Reproduce the listing below exactly. Pictures do not belong in the copy.

Provided data:
[start]

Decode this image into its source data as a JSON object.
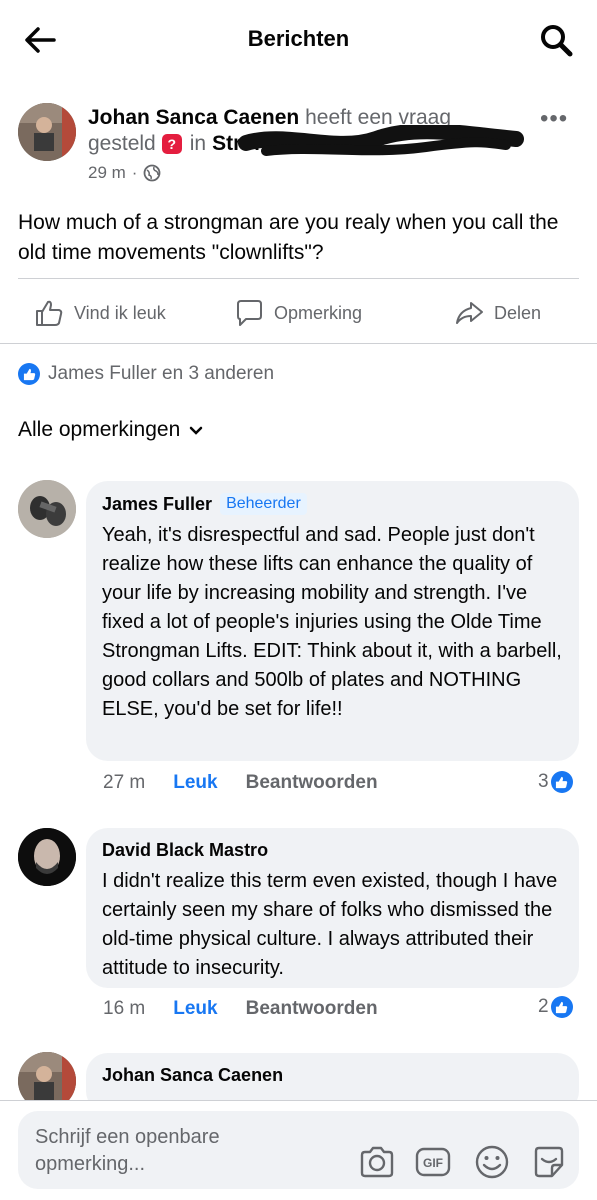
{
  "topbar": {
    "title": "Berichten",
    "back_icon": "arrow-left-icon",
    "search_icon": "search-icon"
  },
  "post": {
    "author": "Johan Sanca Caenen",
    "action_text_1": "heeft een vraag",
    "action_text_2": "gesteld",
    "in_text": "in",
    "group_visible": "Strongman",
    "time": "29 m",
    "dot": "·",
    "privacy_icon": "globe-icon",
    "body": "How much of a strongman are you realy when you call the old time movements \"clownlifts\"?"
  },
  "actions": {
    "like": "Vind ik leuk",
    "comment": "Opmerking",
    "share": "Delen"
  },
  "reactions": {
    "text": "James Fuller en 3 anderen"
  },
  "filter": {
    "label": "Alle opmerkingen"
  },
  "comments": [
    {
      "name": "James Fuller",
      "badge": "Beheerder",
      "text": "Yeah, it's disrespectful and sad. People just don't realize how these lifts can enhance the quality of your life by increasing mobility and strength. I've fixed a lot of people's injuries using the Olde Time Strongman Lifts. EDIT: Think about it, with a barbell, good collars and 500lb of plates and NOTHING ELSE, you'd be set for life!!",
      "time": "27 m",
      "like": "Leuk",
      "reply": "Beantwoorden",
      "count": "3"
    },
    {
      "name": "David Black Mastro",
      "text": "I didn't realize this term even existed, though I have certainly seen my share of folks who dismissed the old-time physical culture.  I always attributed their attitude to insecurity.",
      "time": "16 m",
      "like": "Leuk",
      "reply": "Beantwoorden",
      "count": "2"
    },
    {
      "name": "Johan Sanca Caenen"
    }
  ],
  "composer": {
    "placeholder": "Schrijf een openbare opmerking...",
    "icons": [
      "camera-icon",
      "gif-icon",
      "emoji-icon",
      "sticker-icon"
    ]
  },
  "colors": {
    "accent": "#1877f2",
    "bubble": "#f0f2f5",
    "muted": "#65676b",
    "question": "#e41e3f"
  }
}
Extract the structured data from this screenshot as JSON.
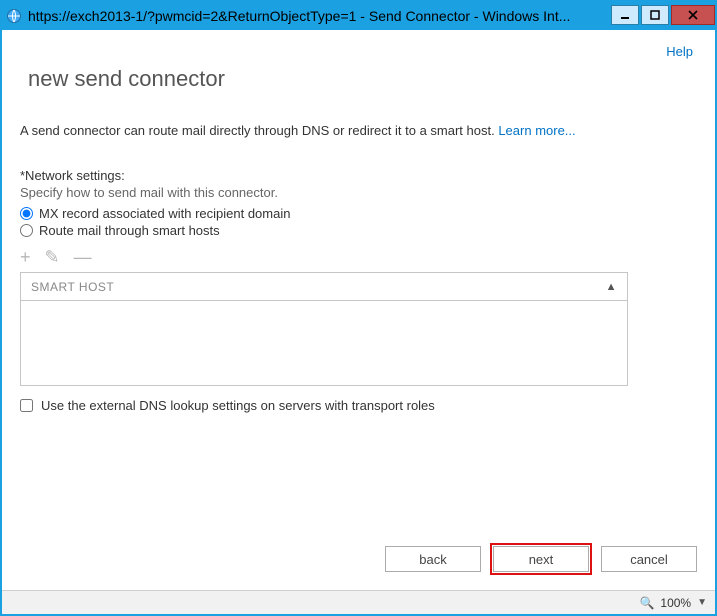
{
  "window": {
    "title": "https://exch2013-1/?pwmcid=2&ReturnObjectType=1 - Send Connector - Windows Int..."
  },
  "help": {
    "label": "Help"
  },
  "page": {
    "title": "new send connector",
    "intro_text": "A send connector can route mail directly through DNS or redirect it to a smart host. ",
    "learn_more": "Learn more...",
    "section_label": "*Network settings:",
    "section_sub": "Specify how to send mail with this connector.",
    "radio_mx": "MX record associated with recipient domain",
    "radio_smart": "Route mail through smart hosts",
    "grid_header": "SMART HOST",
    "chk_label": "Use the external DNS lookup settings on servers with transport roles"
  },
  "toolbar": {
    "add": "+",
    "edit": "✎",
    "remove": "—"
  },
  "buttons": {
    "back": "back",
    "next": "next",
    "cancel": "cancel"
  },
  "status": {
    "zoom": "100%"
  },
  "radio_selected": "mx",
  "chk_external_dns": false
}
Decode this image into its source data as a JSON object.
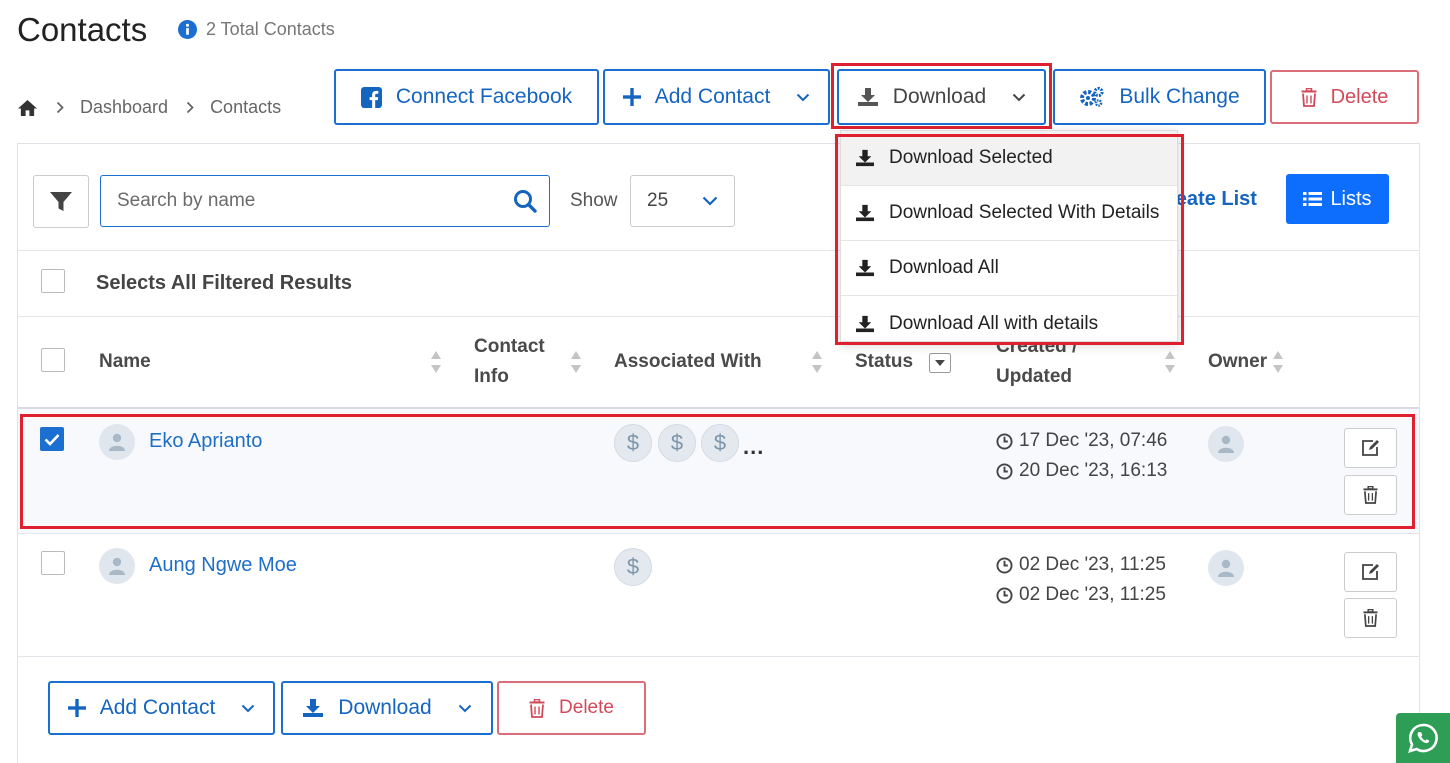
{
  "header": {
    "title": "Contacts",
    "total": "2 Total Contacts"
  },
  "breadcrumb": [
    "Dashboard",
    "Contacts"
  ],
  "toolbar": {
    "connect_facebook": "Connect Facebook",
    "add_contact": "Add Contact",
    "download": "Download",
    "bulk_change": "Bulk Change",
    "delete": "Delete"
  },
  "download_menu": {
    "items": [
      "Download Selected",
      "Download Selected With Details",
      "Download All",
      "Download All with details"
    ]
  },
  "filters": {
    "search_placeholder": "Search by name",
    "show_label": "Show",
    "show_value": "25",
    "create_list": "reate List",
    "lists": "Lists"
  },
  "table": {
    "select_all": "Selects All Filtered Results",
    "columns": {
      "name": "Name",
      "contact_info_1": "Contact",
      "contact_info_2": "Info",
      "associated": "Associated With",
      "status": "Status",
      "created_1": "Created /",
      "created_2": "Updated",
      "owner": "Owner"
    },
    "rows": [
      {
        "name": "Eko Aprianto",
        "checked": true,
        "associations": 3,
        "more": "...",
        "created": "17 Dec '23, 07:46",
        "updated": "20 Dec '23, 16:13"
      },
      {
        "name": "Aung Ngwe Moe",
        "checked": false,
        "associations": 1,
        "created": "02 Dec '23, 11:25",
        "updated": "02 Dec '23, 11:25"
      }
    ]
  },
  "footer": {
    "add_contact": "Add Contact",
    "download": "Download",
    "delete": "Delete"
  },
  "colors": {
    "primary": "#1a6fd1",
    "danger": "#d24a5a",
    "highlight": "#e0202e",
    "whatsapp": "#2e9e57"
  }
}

[end]

The output:
Decode this image into its source data as a JSON object.
{
  "topbar": {
    "title": "Berichten",
    "back_icon": "arrow-left-icon",
    "search_icon": "search-icon"
  },
  "post": {
    "author": "Johan Sanca Caenen",
    "action_text_1": "heeft een vraag",
    "action_text_2": "gesteld",
    "in_text": "in",
    "group_visible": "Strongman",
    "time": "29 m",
    "dot": "·",
    "privacy_icon": "globe-icon",
    "body": "How much of a strongman are you realy when you call the old time movements \"clownlifts\"?"
  },
  "actions": {
    "like": "Vind ik leuk",
    "comment": "Opmerking",
    "share": "Delen"
  },
  "reactions": {
    "text": "James Fuller en 3 anderen"
  },
  "filter": {
    "label": "Alle opmerkingen"
  },
  "comments": [
    {
      "name": "James Fuller",
      "badge": "Beheerder",
      "text": "Yeah, it's disrespectful and sad. People just don't realize how these lifts can enhance the quality of your life by increasing mobility and strength. I've fixed a lot of people's injuries using the Olde Time Strongman Lifts. EDIT: Think about it, with a barbell, good collars and 500lb of plates and NOTHING ELSE, you'd be set for life!!",
      "time": "27 m",
      "like": "Leuk",
      "reply": "Beantwoorden",
      "count": "3"
    },
    {
      "name": "David Black Mastro",
      "text": "I didn't realize this term even existed, though I have certainly seen my share of folks who dismissed the old-time physical culture.  I always attributed their attitude to insecurity.",
      "time": "16 m",
      "like": "Leuk",
      "reply": "Beantwoorden",
      "count": "2"
    },
    {
      "name": "Johan Sanca Caenen"
    }
  ],
  "composer": {
    "placeholder": "Schrijf een openbare opmerking...",
    "icons": [
      "camera-icon",
      "gif-icon",
      "emoji-icon",
      "sticker-icon"
    ]
  },
  "colors": {
    "accent": "#1877f2",
    "bubble": "#f0f2f5",
    "muted": "#65676b",
    "question": "#e41e3f"
  }
}
Extract the structured data from this screenshot as JSON.
{
  "window": {
    "title": "https://exch2013-1/?pwmcid=2&ReturnObjectType=1 - Send Connector - Windows Int..."
  },
  "help": {
    "label": "Help"
  },
  "page": {
    "title": "new send connector",
    "intro_text": "A send connector can route mail directly through DNS or redirect it to a smart host. ",
    "learn_more": "Learn more...",
    "section_label": "*Network settings:",
    "section_sub": "Specify how to send mail with this connector.",
    "radio_mx": "MX record associated with recipient domain",
    "radio_smart": "Route mail through smart hosts",
    "grid_header": "SMART HOST",
    "chk_label": "Use the external DNS lookup settings on servers with transport roles"
  },
  "toolbar": {
    "add": "+",
    "edit": "✎",
    "remove": "—"
  },
  "buttons": {
    "back": "back",
    "next": "next",
    "cancel": "cancel"
  },
  "status": {
    "zoom": "100%"
  },
  "radio_selected": "mx",
  "chk_external_dns": false
}
Decode this image into its source data as a JSON object.
{
  "header": {
    "title": "Contacts",
    "total": "2 Total Contacts"
  },
  "breadcrumb": [
    "Dashboard",
    "Contacts"
  ],
  "toolbar": {
    "connect_facebook": "Connect Facebook",
    "add_contact": "Add Contact",
    "download": "Download",
    "bulk_change": "Bulk Change",
    "delete": "Delete"
  },
  "download_menu": {
    "items": [
      "Download Selected",
      "Download Selected With Details",
      "Download All",
      "Download All with details"
    ]
  },
  "filters": {
    "search_placeholder": "Search by name",
    "show_label": "Show",
    "show_value": "25",
    "create_list": "reate List",
    "lists": "Lists"
  },
  "table": {
    "select_all": "Selects All Filtered Results",
    "columns": {
      "name": "Name",
      "contact_info_1": "Contact",
      "contact_info_2": "Info",
      "associated": "Associated With",
      "status": "Status",
      "created_1": "Created /",
      "created_2": "Updated",
      "owner": "Owner"
    },
    "rows": [
      {
        "name": "Eko Aprianto",
        "checked": true,
        "associations": 3,
        "more": "...",
        "created": "17 Dec '23, 07:46",
        "updated": "20 Dec '23, 16:13"
      },
      {
        "name": "Aung Ngwe Moe",
        "checked": false,
        "associations": 1,
        "created": "02 Dec '23, 11:25",
        "updated": "02 Dec '23, 11:25"
      }
    ]
  },
  "footer": {
    "add_contact": "Add Contact",
    "download": "Download",
    "delete": "Delete"
  },
  "colors": {
    "primary": "#1a6fd1",
    "danger": "#d24a5a",
    "highlight": "#e0202e",
    "whatsapp": "#2e9e57"
  }
}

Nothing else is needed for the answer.